> [Problem] Find the lines holding the word "其他支出" and collect them.

> [Data for the task]
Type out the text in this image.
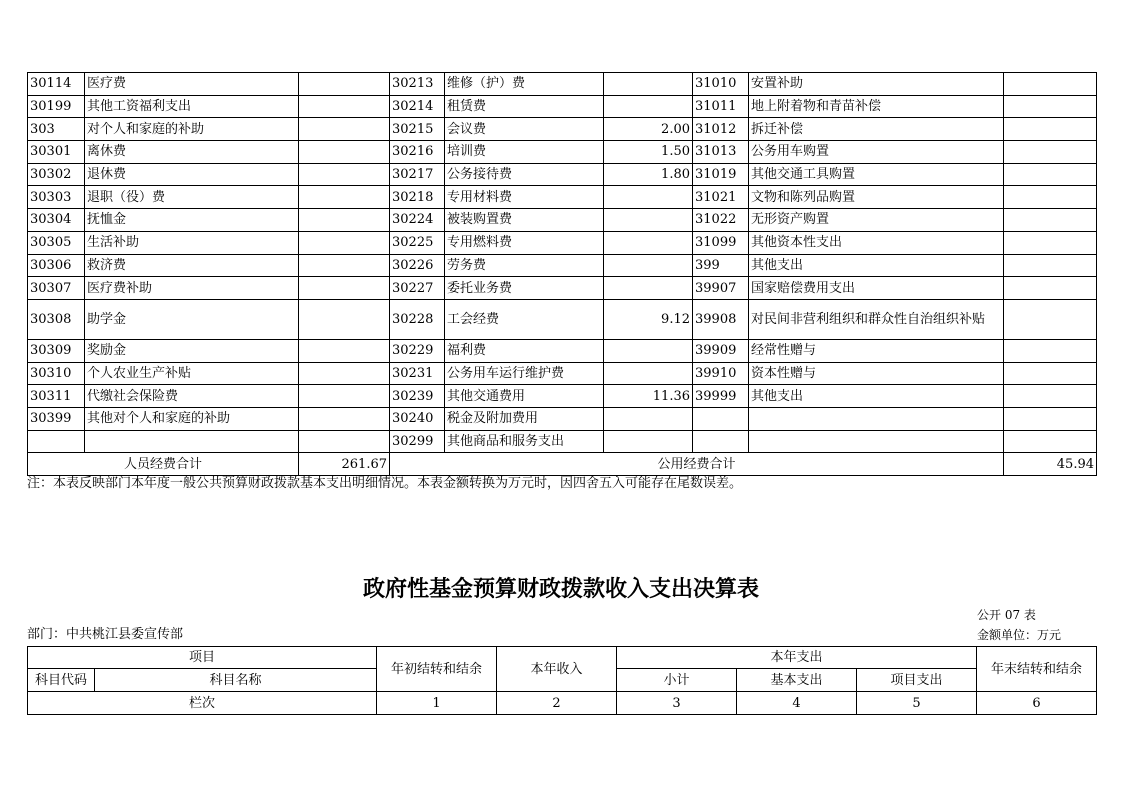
30114	医疗费		30213	维修（护）费		31010	安置补助	
30199	其他工资福利支出		30214	租赁费		31011	地上附着物和青苗补偿	
303	对个人和家庭的补助		30215	会议费	2.00	31012	拆迁补偿	
30301	离休费		30216	培训费	1.50	31013	公务用车购置	
30302	退休费		30217	公务接待费	1.80	31019	其他交通工具购置	
30303	退职（役）费		30218	专用材料费		31021	文物和陈列品购置	
30304	抚恤金		30224	被装购置费		31022	无形资产购置	
30305	生活补助		30225	专用燃料费		31099	其他资本性支出	
30306	救济费		30226	劳务费		399	其他支出	
30307	医疗费补助		30227	委托业务费		39907	国家赔偿费用支出	
30308	助学金		30228	工会经费	9.12	39908	对民间非营利组织和群众性自治组织补贴	
30309	奖励金		30229	福利费		39909	经常性赠与	
30310	个人农业生产补贴		30231	公务用车运行维护费		39910	资本性赠与	
30311	代缴社会保险费		30239	其他交通费用	11.36	39999	其他支出	
30399	其他对个人和家庭的补助		30240	税金及附加费用				
			30299	其他商品和服务支出				
人员经费合计		261.67	公用经费合计					45.94
注：本表反映部门本年度一般公共预算财政拨款基本支出明细情况。本表金额转换为万元时，因四舍五入可能存在尾数误差。
政府性基金预算财政拨款收入支出决算表
公开 07 表
部门：中共桃江县委宣传部	金额单位：万元
项目		年初结转和结余	本年收入	本年支出			年末结转和结余
科目代码	科目名称			小计	基本支出	项目支出	
栏次		1	2	3	4	5	6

> [The completed task]
30306	救济费		30226	劳务费		399	其他支出	
30311	代缴社会保险费		30239	其他交通费用	11.36	39999	其他支出	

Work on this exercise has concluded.